Every entry below should be printed exactly, without its images.

* START *

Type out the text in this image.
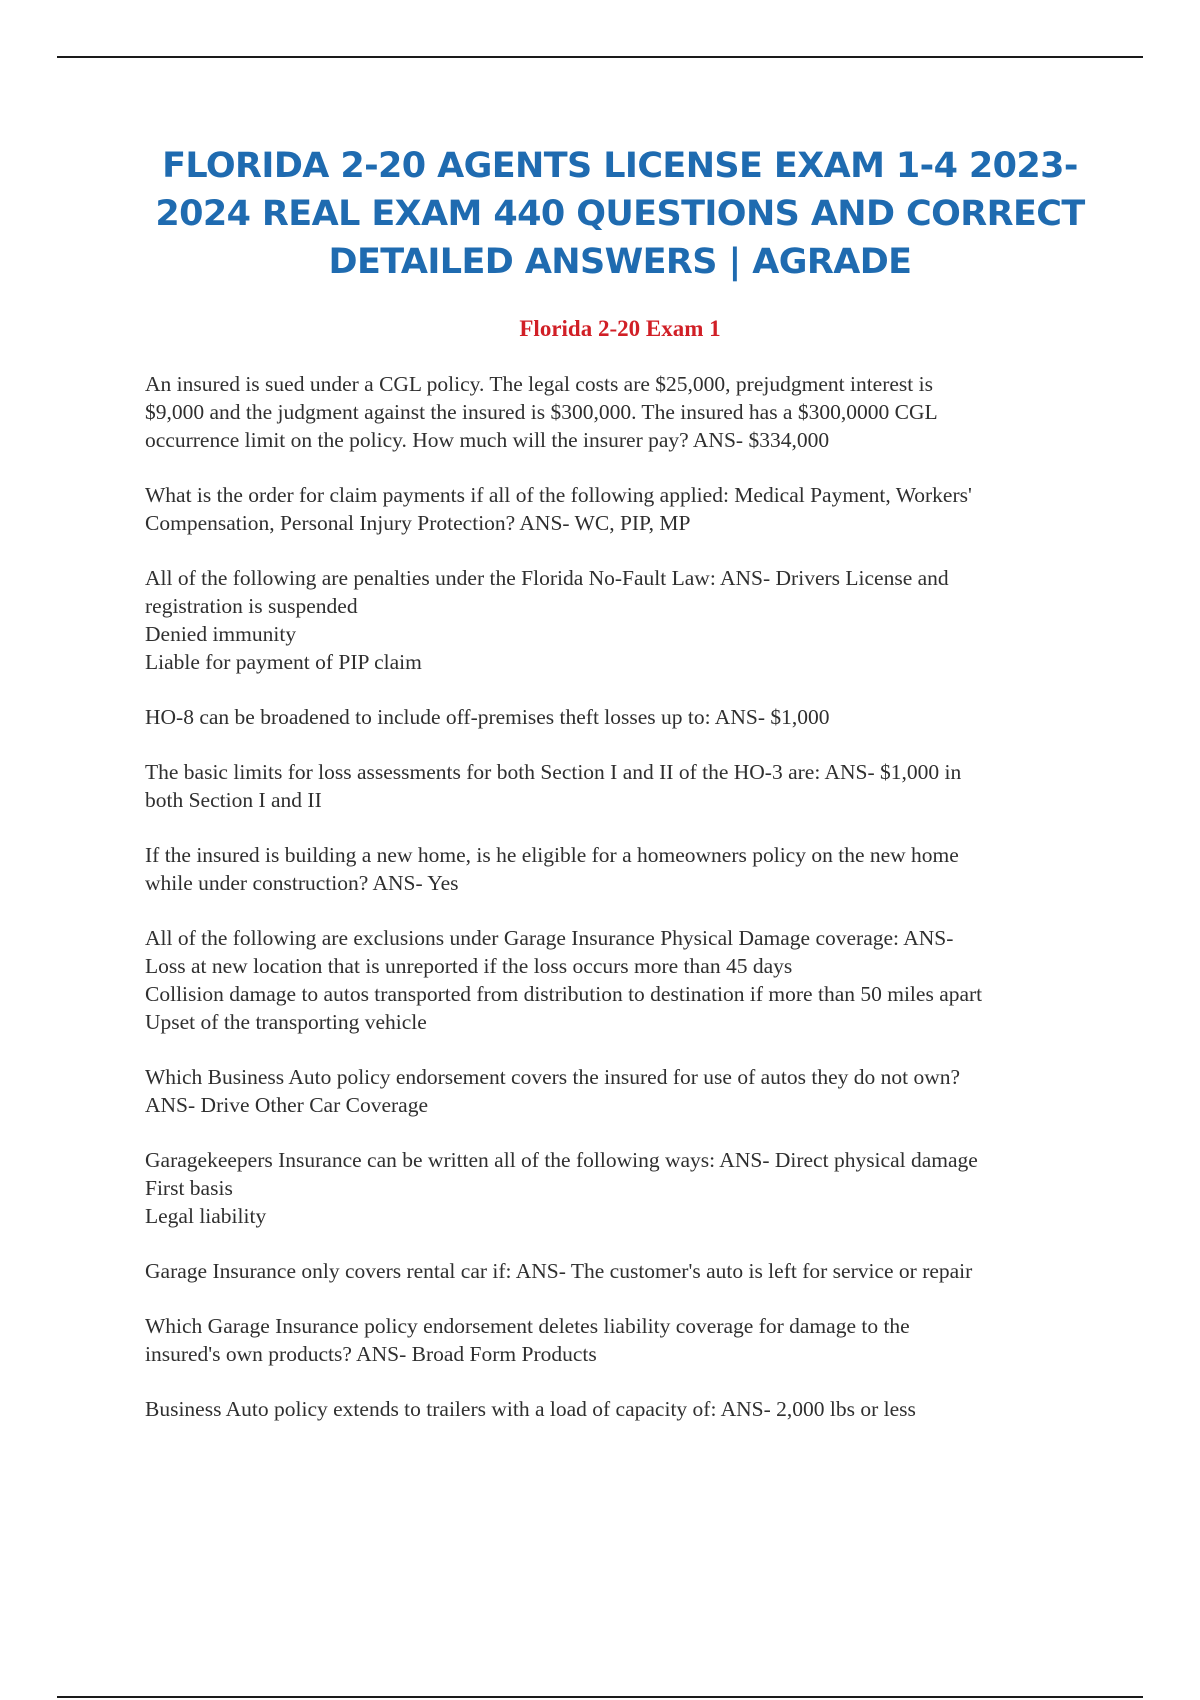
FLORIDA 2-20 AGENTS LICENSE EXAM 1-4 2023-
2024 REAL EXAM 440 QUESTIONS AND CORRECT
DETAILED ANSWERS | AGRADE
Florida 2-20 Exam 1
An insured is sued under a CGL policy. The legal costs are $25,000, prejudgment interest is
$9,000 and the judgment against the insured is $300,000. The insured has a $300,0000 CGL
occurrence limit on the policy. How much will the insurer pay? ANS- $334,000
What is the order for claim payments if all of the following applied: Medical Payment, Workers'
Compensation, Personal Injury Protection? ANS- WC, PIP, MP
All of the following are penalties under the Florida No-Fault Law: ANS- Drivers License and
registration is suspended
Denied immunity
Liable for payment of PIP claim
HO-8 can be broadened to include off-premises theft losses up to: ANS- $1,000
The basic limits for loss assessments for both Section I and II of the HO-3 are: ANS- $1,000 in
both Section I and II
If the insured is building a new home, is he eligible for a homeowners policy on the new home
while under construction? ANS- Yes
All of the following are exclusions under Garage Insurance Physical Damage coverage: ANS-
Loss at new location that is unreported if the loss occurs more than 45 days
Collision damage to autos transported from distribution to destination if more than 50 miles apart
Upset of the transporting vehicle
Which Business Auto policy endorsement covers the insured for use of autos they do not own?
ANS- Drive Other Car Coverage
Garagekeepers Insurance can be written all of the following ways: ANS- Direct physical damage
First basis
Legal liability
Garage Insurance only covers rental car if: ANS- The customer's auto is left for service or repair
Which Garage Insurance policy endorsement deletes liability coverage for damage to the
insured's own products? ANS- Broad Form Products
Business Auto policy extends to trailers with a load of capacity of: ANS- 2,000 lbs or less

* END *

> **Final result**
Type out the text in this image.
FLORIDA 2-20 AGENTS LICENSE EXAM 1-4 2023-
2024 REAL EXAM 440 QUESTIONS AND CORRECT
DETAILED ANSWERS | AGRADE
Florida 2-20 Exam 1
An insured is sued under a CGL policy. The legal costs are $25,000, prejudgment interest is
$9,000 and the judgment against the insured is $300,000. The insured has a $300,0000 CGL
occurrence limit on the policy. How much will the insurer pay? ANS- $334,000
What is the order for claim payments if all of the following applied: Medical Payment, Workers'
Compensation, Personal Injury Protection? ANS- WC, PIP, MP
All of the following are penalties under the Florida No-Fault Law: ANS- Drivers License and
registration is suspended
Denied immunity
Liable for payment of PIP claim
HO-8 can be broadened to include off-premises theft losses up to: ANS- $1,000
The basic limits for loss assessments for both Section I and II of the HO-3 are: ANS- $1,000 in
both Section I and II
If the insured is building a new home, is he eligible for a homeowners policy on the new home
while under construction? ANS- Yes
All of the following are exclusions under Garage Insurance Physical Damage coverage: ANS-
Loss at new location that is unreported if the loss occurs more than 45 days
Collision damage to autos transported from distribution to destination if more than 50 miles apart
Upset of the transporting vehicle
Which Business Auto policy endorsement covers the insured for use of autos they do not own?
ANS- Drive Other Car Coverage
Garagekeepers Insurance can be written all of the following ways: ANS- Direct physical damage
First basis
Legal liability
Garage Insurance only covers rental car if: ANS- The customer's auto is left for service or repair
Which Garage Insurance policy endorsement deletes liability coverage for damage to the
insured's own products? ANS- Broad Form Products
Business Auto policy extends to trailers with a load of capacity of: ANS- 2,000 lbs or less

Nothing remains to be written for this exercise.